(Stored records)
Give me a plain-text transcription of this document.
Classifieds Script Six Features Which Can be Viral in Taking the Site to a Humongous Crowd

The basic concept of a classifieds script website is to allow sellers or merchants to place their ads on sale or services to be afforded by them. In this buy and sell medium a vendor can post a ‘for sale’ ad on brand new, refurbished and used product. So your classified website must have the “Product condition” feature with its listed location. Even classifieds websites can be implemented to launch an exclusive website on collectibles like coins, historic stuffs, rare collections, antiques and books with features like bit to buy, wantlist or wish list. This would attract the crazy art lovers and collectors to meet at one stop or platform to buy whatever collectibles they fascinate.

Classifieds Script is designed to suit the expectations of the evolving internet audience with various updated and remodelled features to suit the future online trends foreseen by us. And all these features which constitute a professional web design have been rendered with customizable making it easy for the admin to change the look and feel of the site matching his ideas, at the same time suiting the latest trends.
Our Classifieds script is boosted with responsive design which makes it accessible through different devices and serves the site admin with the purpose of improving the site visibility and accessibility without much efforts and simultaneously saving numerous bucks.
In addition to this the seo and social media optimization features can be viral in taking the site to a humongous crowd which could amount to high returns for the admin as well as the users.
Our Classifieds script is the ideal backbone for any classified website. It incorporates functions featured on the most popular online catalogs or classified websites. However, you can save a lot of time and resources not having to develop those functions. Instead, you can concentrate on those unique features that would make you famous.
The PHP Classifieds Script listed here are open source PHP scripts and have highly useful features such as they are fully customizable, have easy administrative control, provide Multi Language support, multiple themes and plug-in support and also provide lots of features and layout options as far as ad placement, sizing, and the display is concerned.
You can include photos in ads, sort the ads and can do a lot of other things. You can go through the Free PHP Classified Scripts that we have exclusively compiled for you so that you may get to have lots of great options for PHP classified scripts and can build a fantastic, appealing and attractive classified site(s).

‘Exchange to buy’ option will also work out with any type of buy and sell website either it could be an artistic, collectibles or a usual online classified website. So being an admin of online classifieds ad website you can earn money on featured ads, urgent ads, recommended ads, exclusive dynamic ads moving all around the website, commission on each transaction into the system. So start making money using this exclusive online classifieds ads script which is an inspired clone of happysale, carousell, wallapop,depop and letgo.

# Exercise details
Which lines of the data hold the string "could"? Return each of them.

# Reply
In addition to this the seo and social media optimization features can be viral in taking the site to a humongous crowd which could amount to high returns for the admin as well as the users.
‘Exchange to buy’ option will also work out with any type of buy and sell website either it could be an artistic, collectibles or a usual online classified website. So being an admin of online classifieds ad website you can earn money on featured ads, urgent ads, recommended ads, exclusive dynamic ads moving all around the website, commission on each transaction into the system. So start making money using this exclusive online classifieds ads script which is an inspired clone of happysale, carousell, wallapop,depop and letgo.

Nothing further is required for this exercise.